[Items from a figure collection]
::::::::::
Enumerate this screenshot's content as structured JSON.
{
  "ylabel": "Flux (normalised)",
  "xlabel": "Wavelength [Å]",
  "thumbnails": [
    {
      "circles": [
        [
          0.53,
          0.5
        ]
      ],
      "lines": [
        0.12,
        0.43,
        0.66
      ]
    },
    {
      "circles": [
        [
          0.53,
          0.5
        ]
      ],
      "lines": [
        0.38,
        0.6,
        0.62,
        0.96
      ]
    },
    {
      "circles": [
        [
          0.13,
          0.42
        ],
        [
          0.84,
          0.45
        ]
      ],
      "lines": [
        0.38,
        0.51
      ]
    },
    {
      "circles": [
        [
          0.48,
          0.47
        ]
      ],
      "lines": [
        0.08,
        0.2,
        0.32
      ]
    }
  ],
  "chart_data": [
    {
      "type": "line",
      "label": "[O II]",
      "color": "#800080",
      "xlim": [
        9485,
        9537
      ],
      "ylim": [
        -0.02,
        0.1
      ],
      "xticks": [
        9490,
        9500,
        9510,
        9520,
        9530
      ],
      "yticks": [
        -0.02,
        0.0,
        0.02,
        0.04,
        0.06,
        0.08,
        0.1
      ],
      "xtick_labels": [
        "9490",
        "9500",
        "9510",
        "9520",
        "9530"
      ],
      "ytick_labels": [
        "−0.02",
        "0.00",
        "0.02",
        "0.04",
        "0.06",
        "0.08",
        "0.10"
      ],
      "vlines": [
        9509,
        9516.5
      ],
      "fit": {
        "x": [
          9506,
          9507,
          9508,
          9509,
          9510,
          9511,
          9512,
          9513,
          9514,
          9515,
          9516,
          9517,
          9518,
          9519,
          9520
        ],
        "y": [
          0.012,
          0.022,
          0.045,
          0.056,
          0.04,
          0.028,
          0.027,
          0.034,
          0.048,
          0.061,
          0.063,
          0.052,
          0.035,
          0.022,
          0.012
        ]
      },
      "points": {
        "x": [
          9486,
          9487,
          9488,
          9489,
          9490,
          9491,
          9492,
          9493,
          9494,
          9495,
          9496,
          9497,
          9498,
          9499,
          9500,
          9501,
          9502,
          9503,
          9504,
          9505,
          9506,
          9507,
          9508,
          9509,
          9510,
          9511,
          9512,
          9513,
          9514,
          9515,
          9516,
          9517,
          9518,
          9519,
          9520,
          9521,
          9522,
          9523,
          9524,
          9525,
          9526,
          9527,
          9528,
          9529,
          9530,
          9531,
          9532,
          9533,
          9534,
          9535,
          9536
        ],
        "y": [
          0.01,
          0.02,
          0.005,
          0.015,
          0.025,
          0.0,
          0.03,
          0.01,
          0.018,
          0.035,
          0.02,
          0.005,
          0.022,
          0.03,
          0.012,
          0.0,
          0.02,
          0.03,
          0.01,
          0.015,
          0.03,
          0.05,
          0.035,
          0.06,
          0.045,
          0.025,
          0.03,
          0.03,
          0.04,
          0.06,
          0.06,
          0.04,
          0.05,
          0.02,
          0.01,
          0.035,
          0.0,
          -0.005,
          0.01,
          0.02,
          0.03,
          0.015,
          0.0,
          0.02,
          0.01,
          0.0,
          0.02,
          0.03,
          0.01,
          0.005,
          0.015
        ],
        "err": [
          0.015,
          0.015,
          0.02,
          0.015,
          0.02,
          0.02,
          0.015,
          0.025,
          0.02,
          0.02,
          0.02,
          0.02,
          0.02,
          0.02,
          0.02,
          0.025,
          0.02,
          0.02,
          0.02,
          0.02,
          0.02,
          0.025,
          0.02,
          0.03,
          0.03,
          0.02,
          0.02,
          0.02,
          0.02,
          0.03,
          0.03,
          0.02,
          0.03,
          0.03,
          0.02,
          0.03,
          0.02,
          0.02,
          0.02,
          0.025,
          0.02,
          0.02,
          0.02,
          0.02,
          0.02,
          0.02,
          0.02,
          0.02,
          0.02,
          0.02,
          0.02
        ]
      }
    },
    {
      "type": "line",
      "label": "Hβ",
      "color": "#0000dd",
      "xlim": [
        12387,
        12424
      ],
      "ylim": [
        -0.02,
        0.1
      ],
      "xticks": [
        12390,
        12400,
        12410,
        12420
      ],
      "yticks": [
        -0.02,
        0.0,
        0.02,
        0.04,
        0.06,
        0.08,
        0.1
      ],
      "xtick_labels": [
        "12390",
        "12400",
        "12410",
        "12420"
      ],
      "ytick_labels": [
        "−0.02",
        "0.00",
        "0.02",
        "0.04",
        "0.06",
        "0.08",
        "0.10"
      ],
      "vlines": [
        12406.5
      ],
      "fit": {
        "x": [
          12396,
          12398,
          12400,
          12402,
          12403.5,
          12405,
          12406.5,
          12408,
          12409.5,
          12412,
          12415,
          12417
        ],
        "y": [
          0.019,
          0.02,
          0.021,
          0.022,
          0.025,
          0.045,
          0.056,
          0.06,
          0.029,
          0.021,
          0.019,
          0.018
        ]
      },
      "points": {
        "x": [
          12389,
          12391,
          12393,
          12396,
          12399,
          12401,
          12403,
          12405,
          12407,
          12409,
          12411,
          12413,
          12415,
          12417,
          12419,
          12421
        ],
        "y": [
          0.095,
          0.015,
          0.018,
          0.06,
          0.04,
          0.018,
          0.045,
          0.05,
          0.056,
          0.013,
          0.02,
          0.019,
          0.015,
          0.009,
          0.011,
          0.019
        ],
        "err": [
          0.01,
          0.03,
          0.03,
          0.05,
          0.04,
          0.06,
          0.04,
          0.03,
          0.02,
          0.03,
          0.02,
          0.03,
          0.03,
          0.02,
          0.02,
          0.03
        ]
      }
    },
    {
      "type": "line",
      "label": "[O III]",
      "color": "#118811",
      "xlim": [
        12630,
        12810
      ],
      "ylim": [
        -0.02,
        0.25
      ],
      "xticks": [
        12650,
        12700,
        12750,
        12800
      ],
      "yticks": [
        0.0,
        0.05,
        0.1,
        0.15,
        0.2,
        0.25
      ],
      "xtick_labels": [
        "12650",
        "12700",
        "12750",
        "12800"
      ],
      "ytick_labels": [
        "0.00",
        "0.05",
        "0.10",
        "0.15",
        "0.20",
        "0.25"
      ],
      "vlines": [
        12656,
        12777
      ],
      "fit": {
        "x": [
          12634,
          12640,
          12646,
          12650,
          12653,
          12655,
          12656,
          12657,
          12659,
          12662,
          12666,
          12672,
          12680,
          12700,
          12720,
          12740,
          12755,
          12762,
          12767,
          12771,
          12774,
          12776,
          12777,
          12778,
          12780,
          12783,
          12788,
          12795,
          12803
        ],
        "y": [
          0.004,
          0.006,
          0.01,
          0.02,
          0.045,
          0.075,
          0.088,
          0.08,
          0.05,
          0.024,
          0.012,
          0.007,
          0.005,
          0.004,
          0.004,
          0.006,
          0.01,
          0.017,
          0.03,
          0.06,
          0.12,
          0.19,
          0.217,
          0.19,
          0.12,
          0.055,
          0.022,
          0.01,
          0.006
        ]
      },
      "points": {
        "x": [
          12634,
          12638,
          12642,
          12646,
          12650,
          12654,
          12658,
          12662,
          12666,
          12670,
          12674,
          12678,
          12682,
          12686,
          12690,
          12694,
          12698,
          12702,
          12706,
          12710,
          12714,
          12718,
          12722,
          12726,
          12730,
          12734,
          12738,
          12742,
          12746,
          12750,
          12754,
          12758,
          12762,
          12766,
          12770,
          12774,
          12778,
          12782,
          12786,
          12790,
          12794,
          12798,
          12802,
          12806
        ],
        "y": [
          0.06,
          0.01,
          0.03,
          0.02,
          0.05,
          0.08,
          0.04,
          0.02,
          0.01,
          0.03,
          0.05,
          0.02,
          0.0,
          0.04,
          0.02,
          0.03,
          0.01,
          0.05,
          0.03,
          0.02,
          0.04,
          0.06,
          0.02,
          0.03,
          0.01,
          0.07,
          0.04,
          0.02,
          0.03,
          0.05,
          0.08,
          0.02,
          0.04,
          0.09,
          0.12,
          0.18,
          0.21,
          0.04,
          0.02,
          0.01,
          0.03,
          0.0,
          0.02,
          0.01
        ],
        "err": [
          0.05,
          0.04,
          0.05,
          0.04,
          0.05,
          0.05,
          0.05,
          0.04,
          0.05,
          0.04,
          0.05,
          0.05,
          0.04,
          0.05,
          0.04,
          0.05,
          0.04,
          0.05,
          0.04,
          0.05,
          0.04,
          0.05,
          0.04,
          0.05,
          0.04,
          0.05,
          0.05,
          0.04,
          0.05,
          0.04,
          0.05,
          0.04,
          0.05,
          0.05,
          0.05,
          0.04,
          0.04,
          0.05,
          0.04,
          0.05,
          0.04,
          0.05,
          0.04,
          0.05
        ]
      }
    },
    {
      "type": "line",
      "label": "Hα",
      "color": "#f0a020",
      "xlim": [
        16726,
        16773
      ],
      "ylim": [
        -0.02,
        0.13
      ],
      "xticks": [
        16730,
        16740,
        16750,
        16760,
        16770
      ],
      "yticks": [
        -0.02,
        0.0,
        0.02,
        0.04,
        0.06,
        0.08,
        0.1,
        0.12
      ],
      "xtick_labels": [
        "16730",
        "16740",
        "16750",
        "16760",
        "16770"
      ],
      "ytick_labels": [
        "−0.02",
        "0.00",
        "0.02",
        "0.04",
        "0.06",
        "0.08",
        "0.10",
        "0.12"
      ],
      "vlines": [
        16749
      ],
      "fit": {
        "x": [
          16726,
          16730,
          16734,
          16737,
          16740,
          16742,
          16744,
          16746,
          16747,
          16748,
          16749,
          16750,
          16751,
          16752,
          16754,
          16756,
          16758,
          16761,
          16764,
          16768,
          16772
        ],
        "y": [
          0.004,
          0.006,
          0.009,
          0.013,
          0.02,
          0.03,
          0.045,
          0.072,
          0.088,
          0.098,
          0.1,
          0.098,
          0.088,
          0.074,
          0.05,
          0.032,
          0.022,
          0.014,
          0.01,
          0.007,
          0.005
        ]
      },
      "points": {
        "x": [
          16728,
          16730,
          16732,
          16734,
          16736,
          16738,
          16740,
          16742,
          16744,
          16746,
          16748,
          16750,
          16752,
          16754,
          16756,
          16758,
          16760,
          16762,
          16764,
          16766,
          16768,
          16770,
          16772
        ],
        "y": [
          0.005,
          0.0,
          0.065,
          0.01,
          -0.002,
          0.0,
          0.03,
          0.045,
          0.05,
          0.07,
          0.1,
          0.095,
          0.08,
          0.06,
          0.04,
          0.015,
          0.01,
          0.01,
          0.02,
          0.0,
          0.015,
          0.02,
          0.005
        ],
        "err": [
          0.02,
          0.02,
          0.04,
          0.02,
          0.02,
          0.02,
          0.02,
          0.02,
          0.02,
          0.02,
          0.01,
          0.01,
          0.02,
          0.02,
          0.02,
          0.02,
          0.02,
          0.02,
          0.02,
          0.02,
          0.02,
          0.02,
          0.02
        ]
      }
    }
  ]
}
::::::::::
Short task – Collect each line of the entries that has the word "color", copying it in full.

Result of this exercise –
      "color": "#800080",
      "color": "#0000dd",
      "color": "#118811",
      "color": "#f0a020",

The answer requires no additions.